→ **Given instruction**
In the records below, find the line containing "Convert this document image to plain text.", then extract that line and all subsequent lines exactly, leaving out everything else.

→ **Material to process**

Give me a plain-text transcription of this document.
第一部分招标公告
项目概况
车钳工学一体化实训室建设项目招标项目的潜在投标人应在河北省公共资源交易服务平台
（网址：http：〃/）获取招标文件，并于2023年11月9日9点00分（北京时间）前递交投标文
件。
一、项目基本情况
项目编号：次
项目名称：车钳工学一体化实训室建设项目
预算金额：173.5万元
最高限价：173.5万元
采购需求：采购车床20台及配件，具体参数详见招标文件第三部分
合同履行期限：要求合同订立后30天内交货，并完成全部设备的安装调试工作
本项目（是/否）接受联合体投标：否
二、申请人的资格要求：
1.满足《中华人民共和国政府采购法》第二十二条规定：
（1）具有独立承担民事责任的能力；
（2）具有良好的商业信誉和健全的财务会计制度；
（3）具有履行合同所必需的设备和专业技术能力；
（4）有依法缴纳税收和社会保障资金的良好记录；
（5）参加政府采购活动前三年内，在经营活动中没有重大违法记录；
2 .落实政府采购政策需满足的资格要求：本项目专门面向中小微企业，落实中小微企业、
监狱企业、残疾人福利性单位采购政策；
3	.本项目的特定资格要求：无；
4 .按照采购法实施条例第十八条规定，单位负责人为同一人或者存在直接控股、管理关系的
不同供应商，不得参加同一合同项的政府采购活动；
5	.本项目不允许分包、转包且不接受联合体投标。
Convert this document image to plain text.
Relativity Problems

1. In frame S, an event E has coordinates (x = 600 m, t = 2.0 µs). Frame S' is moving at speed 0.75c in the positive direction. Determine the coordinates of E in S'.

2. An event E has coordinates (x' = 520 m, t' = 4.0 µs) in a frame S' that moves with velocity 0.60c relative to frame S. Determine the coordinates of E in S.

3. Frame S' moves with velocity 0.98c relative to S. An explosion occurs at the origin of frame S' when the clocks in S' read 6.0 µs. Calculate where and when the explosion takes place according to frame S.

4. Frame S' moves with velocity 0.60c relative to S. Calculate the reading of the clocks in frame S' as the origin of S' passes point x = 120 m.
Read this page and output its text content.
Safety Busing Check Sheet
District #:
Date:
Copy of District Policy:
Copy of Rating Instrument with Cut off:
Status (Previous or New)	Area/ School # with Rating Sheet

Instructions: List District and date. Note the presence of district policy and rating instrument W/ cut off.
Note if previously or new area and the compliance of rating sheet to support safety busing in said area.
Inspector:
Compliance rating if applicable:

→ **Output for this task**
Convert this document image to plain text.
Relativity Problems

1. In frame S, an event E has coordinates (x = 600 m, t = 2.0 µs). Frame S' is moving at speed 0.75c in the positive direction. Determine the coordinates of E in S'.

2. An event E has coordinates (x' = 520 m, t' = 4.0 µs) in a frame S' that moves with velocity 0.60c relative to frame S. Determine the coordinates of E in S.

3. Frame S' moves with velocity 0.98c relative to S. An explosion occurs at the origin of frame S' when the clocks in S' read 6.0 µs. Calculate where and when the explosion takes place according to frame S.

4. Frame S' moves with velocity 0.60c relative to S. Calculate the reading of the clocks in frame S' as the origin of S' passes point x = 120 m.
Read this page and output its text content.
Safety Busing Check Sheet
District #:
Date:
Copy of District Policy:
Copy of Rating Instrument with Cut off:
Status (Previous or New)	Area/ School # with Rating Sheet

Instructions: List District and date. Note the presence of district policy and rating instrument W/ cut off.
Note if previously or new area and the compliance of rating sheet to support safety busing in said area.
Inspector:
Compliance rating if applicable:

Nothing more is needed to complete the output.